- [What to work on]:
Copy out the data below as written; omit any images.

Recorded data
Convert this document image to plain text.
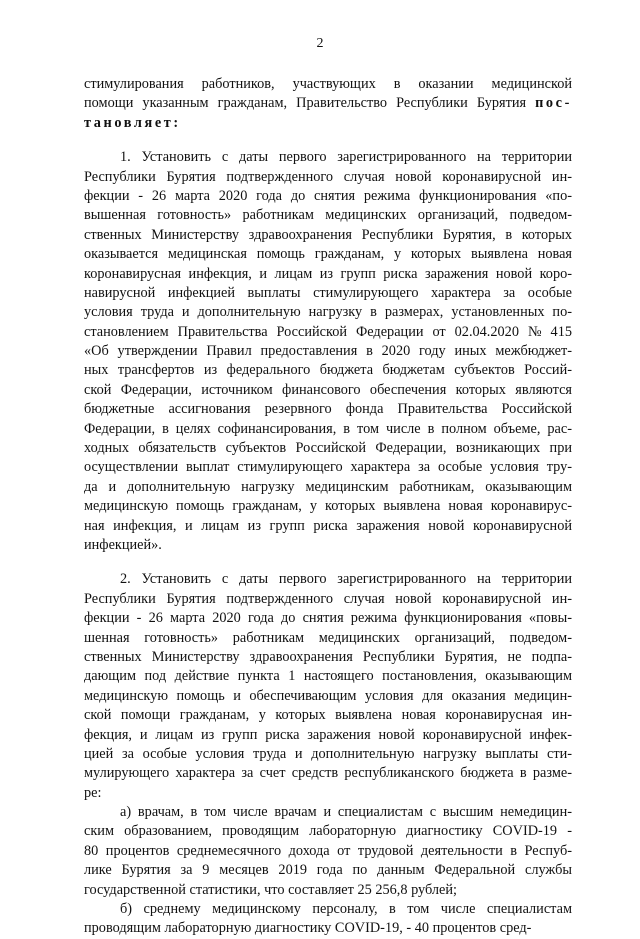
2
стимулирования работников, участвующих в оказании медицинской
помощи указанным гражданам, Правительство Республики Бурятия пос-
тановляет:
1. Установить с даты первого зарегистрированного на территории
Республики Бурятия подтвержденного случая новой коронавирусной ин-
фекции - 26 марта 2020 года до снятия режима функционирования «по-
вышенная готовность» работникам медицинских организаций, подведом-
ственных Министерству здравоохранения Республики Бурятия, в которых
оказывается медицинская помощь гражданам, у которых выявлена новая
коронавирусная инфекция, и лицам из групп риска заражения новой коро-
навирусной инфекцией выплаты стимулирующего характера за особые
условия труда и дополнительную нагрузку в размерах, установленных по-
становлением Правительства Российской Федерации от 02.04.2020 № 415
«Об утверждении Правил предоставления в 2020 году иных межбюджет-
ных трансфертов из федерального бюджета бюджетам субъектов Россий-
ской Федерации, источником финансового обеспечения которых являются
бюджетные ассигнования резервного фонда Правительства Российской
Федерации, в целях софинансирования, в том числе в полном объеме, рас-
ходных обязательств субъектов Российской Федерации, возникающих при
осуществлении выплат стимулирующего характера за особые условия тру-
да и дополнительную нагрузку медицинским работникам, оказывающим
медицинскую помощь гражданам, у которых выявлена новая коронавирус-
ная инфекция, и лицам из групп риска заражения новой коронавирусной
инфекцией».
2. Установить с даты первого зарегистрированного на территории
Республики Бурятия подтвержденного случая новой коронавирусной ин-
фекции - 26 марта 2020 года до снятия режима функционирования «повы-
шенная готовность» работникам медицинских организаций, подведом-
ственных Министерству здравоохранения Республики Бурятия, не подпа-
дающим под действие пункта 1 настоящего постановления, оказывающим
медицинскую помощь и обеспечивающим условия для оказания медицин-
ской помощи гражданам, у которых выявлена новая коронавирусная ин-
фекция, и лицам из групп риска заражения новой коронавирусной инфек-
цией за особые условия труда и дополнительную нагрузку выплаты сти-
мулирующего характера за счет средств республиканского бюджета в разме-
ре:
а) врачам, в том числе врачам и специалистам с высшим немедицин-
ским образованием, проводящим лабораторную диагностику COVID-19 -
80 процентов среднемесячного дохода от трудовой деятельности в Респуб-
лике Бурятия за 9 месяцев 2019 года по данным Федеральной службы
государственной статистики, что составляет 25 256,8 рублей;
б) среднему медицинскому персоналу, в том числе специалистам
проводящим лабораторную диагностику COVID-19, - 40 процентов сред-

- [Worked answer]:
Convert this document image to plain text.
2
стимулирования работников, участвующих в оказании медицинской
помощи указанным гражданам, Правительство Республики Бурятия пос-
тановляет:
1. Установить с даты первого зарегистрированного на территории
Республики Бурятия подтвержденного случая новой коронавирусной ин-
фекции - 26 марта 2020 года до снятия режима функционирования «по-
вышенная готовность» работникам медицинских организаций, подведом-
ственных Министерству здравоохранения Республики Бурятия, в которых
оказывается медицинская помощь гражданам, у которых выявлена новая
коронавирусная инфекция, и лицам из групп риска заражения новой коро-
навирусной инфекцией выплаты стимулирующего характера за особые
условия труда и дополнительную нагрузку в размерах, установленных по-
становлением Правительства Российской Федерации от 02.04.2020 № 415
«Об утверждении Правил предоставления в 2020 году иных межбюджет-
ных трансфертов из федерального бюджета бюджетам субъектов Россий-
ской Федерации, источником финансового обеспечения которых являются
бюджетные ассигнования резервного фонда Правительства Российской
Федерации, в целях софинансирования, в том числе в полном объеме, рас-
ходных обязательств субъектов Российской Федерации, возникающих при
осуществлении выплат стимулирующего характера за особые условия тру-
да и дополнительную нагрузку медицинским работникам, оказывающим
медицинскую помощь гражданам, у которых выявлена новая коронавирус-
ная инфекция, и лицам из групп риска заражения новой коронавирусной
инфекцией».
2. Установить с даты первого зарегистрированного на территории
Республики Бурятия подтвержденного случая новой коронавирусной ин-
фекции - 26 марта 2020 года до снятия режима функционирования «повы-
шенная готовность» работникам медицинских организаций, подведом-
ственных Министерству здравоохранения Республики Бурятия, не подпа-
дающим под действие пункта 1 настоящего постановления, оказывающим
медицинскую помощь и обеспечивающим условия для оказания медицин-
ской помощи гражданам, у которых выявлена новая коронавирусная ин-
фекция, и лицам из групп риска заражения новой коронавирусной инфек-
цией за особые условия труда и дополнительную нагрузку выплаты сти-
мулирующего характера за счет средств республиканского бюджета в разме-
ре:
а) врачам, в том числе врачам и специалистам с высшим немедицин-
ским образованием, проводящим лабораторную диагностику COVID-19 -
80 процентов среднемесячного дохода от трудовой деятельности в Респуб-
лике Бурятия за 9 месяцев 2019 года по данным Федеральной службы
государственной статистики, что составляет 25 256,8 рублей;
б) среднему медицинскому персоналу, в том числе специалистам
проводящим лабораторную диагностику COVID-19, - 40 процентов сред-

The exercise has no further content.